Material shown below:
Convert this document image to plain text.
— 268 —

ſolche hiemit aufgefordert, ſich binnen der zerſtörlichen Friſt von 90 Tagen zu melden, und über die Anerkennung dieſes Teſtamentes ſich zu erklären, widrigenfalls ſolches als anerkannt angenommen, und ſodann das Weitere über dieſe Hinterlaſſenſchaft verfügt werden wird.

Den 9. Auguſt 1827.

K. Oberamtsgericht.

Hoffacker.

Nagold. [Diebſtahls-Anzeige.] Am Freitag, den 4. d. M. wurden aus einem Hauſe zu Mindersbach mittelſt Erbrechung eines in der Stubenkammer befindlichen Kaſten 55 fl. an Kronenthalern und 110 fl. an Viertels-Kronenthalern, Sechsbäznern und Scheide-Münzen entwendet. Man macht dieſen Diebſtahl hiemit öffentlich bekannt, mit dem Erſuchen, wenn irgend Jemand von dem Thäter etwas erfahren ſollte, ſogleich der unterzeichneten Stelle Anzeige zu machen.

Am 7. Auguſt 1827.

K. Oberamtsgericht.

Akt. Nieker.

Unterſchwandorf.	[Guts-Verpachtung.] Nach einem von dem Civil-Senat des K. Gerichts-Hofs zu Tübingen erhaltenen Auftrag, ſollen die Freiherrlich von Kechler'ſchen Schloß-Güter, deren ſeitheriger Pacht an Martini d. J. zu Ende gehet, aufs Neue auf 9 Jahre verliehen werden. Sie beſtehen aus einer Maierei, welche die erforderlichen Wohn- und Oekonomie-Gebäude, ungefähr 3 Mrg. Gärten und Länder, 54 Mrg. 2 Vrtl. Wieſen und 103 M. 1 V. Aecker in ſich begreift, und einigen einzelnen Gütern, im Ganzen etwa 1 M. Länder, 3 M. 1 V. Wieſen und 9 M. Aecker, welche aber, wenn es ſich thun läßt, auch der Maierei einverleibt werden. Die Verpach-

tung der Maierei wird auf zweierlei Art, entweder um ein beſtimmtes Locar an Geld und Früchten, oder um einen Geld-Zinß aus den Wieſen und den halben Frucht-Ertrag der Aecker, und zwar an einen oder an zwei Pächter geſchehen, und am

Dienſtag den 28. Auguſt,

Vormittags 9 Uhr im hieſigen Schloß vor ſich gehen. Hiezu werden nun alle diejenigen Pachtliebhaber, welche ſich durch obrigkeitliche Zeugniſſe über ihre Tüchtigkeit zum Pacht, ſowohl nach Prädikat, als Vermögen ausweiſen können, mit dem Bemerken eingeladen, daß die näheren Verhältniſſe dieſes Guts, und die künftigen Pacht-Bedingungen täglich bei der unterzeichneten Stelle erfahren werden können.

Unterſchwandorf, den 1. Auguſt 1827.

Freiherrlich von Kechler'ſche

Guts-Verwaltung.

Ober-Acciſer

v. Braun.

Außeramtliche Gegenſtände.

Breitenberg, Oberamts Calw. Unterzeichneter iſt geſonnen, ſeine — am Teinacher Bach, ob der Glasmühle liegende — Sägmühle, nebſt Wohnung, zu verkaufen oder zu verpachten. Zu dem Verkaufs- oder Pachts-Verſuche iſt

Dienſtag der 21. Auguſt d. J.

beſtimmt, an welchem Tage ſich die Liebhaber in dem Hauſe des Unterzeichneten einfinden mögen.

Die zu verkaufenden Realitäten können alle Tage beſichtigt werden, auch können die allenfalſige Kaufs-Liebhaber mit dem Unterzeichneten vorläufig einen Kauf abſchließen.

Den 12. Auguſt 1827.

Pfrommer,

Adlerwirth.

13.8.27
End of Material shown.
▸ Exercise:
All lines holding the word "Hauſe" must be found in the listing and copied.

▸ Response for this exercise:
Nagold. [Diebſtahls-Anzeige.] Am Freitag, den 4. d. M. wurden aus einem Hauſe zu Mindersbach mittelſt Erbrechung eines in der Stubenkammer befindlichen Kaſten 55 fl. an Kronenthalern und 110 fl. an Viertels-Kronenthalern, Sechsbäznern und Scheide-Münzen entwendet. Man macht dieſen Diebſtahl hiemit öffentlich bekannt, mit dem Erſuchen, wenn irgend Jemand von dem Thäter etwas erfahren ſollte, ſogleich der unterzeichneten Stelle Anzeige zu machen.
beſtimmt, an welchem Tage ſich die Liebhaber in dem Hauſe des Unterzeichneten einfinden mögen.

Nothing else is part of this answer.